* _Exercise directions_
Could you copy the records below word for word, from their start through the line containing "are smaller (148)"?

Element box records:
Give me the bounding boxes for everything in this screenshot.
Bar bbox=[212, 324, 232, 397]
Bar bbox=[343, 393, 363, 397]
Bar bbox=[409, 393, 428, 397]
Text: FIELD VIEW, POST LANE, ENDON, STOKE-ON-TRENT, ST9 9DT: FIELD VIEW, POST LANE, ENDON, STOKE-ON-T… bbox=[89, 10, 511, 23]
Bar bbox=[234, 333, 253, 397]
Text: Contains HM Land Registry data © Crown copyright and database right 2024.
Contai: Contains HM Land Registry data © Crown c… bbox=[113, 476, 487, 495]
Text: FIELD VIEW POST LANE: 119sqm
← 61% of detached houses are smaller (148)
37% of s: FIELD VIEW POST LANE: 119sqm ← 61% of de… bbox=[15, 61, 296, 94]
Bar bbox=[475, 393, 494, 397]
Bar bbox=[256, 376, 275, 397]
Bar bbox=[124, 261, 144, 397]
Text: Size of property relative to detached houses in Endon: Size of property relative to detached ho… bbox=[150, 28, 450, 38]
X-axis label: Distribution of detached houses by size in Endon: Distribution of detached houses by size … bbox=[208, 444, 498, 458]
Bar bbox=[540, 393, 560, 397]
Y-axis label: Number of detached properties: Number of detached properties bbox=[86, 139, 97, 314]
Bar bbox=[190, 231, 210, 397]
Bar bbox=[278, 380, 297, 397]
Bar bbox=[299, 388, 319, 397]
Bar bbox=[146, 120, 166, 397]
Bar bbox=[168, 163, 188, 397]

* _Expected output_
Give me the bounding boxes for everything in this screenshot.
Bar bbox=[212, 324, 232, 397]
Bar bbox=[343, 393, 363, 397]
Bar bbox=[409, 393, 428, 397]
Text: FIELD VIEW, POST LANE, ENDON, STOKE-ON-TRENT, ST9 9DT: FIELD VIEW, POST LANE, ENDON, STOKE-ON-T… bbox=[89, 10, 511, 23]
Bar bbox=[234, 333, 253, 397]
Text: Contains HM Land Registry data © Crown copyright and database right 2024.
Contai: Contains HM Land Registry data © Crown c… bbox=[113, 476, 487, 495]
Text: FIELD VIEW POST LANE: 119sqm
← 61% of detached houses are smaller (148)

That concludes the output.